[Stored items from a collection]
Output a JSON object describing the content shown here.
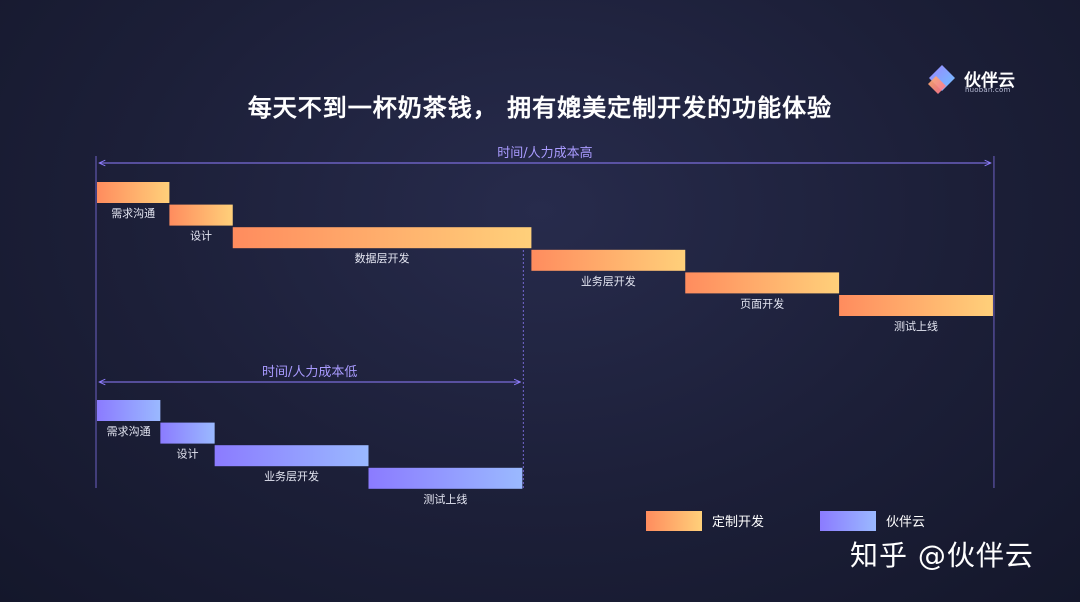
{
  "title": "每天不到一杯奶茶钱， 拥有媲美定制开发的功能体验",
  "logo": {
    "name": "伙伴云",
    "domain": "huoban.com",
    "icon": "huoban-logo-icon"
  },
  "watermark": "知乎 @伙伴云",
  "colors": {
    "custom_start": "#ff8c5e",
    "custom_end": "#ffd07a",
    "huoban_start": "#8b7bff",
    "huoban_end": "#9ab9ff",
    "span_line": "#8f7dff"
  },
  "chart_data": {
    "type": "gantt",
    "title": "每天不到一杯奶茶钱， 拥有媲美定制开发的功能体验",
    "xlabel": "",
    "ylabel": "",
    "grid": false,
    "legend_position": "bottom-right",
    "legend": [
      {
        "name": "定制开发",
        "series": "custom"
      },
      {
        "name": "伙伴云",
        "series": "huoban"
      }
    ],
    "spans": [
      {
        "label": "时间/人力成本高",
        "series": "custom"
      },
      {
        "label": "时间/人力成本低",
        "series": "huoban"
      }
    ],
    "series": [
      {
        "name": "定制开发",
        "key": "custom",
        "tasks": [
          {
            "label": "需求沟通",
            "duration": 0.8
          },
          {
            "label": "设计",
            "duration": 0.7
          },
          {
            "label": "数据层开发",
            "duration": 3.3
          },
          {
            "label": "业务层开发",
            "duration": 1.7
          },
          {
            "label": "页面开发",
            "duration": 1.7
          },
          {
            "label": "测试上线",
            "duration": 1.7
          }
        ]
      },
      {
        "name": "伙伴云",
        "key": "huoban",
        "tasks": [
          {
            "label": "需求沟通",
            "duration": 0.7
          },
          {
            "label": "设计",
            "duration": 0.6
          },
          {
            "label": "业务层开发",
            "duration": 1.7
          },
          {
            "label": "测试上线",
            "duration": 1.7
          }
        ]
      }
    ]
  }
}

Task requirements — Without including any picture, repeat the data exactly.

Solution for this exercise —
Output a JSON object describing the content shown here.
{
  "title": "每天不到一杯奶茶钱， 拥有媲美定制开发的功能体验",
  "logo": {
    "name": "伙伴云",
    "domain": "huoban.com",
    "icon": "huoban-logo-icon"
  },
  "watermark": "知乎 @伙伴云",
  "colors": {
    "custom_start": "#ff8c5e",
    "custom_end": "#ffd07a",
    "huoban_start": "#8b7bff",
    "huoban_end": "#9ab9ff",
    "span_line": "#8f7dff"
  },
  "chart_data": {
    "type": "gantt",
    "title": "每天不到一杯奶茶钱， 拥有媲美定制开发的功能体验",
    "xlabel": "",
    "ylabel": "",
    "grid": false,
    "legend_position": "bottom-right",
    "legend": [
      {
        "name": "定制开发",
        "series": "custom"
      },
      {
        "name": "伙伴云",
        "series": "huoban"
      }
    ],
    "spans": [
      {
        "label": "时间/人力成本高",
        "series": "custom"
      },
      {
        "label": "时间/人力成本低",
        "series": "huoban"
      }
    ],
    "series": [
      {
        "name": "定制开发",
        "key": "custom",
        "tasks": [
          {
            "label": "需求沟通",
            "duration": 0.8
          },
          {
            "label": "设计",
            "duration": 0.7
          },
          {
            "label": "数据层开发",
            "duration": 3.3
          },
          {
            "label": "业务层开发",
            "duration": 1.7
          },
          {
            "label": "页面开发",
            "duration": 1.7
          },
          {
            "label": "测试上线",
            "duration": 1.7
          }
        ]
      },
      {
        "name": "伙伴云",
        "key": "huoban",
        "tasks": [
          {
            "label": "需求沟通",
            "duration": 0.7
          },
          {
            "label": "设计",
            "duration": 0.6
          },
          {
            "label": "业务层开发",
            "duration": 1.7
          },
          {
            "label": "测试上线",
            "duration": 1.7
          }
        ]
      }
    ]
  }
}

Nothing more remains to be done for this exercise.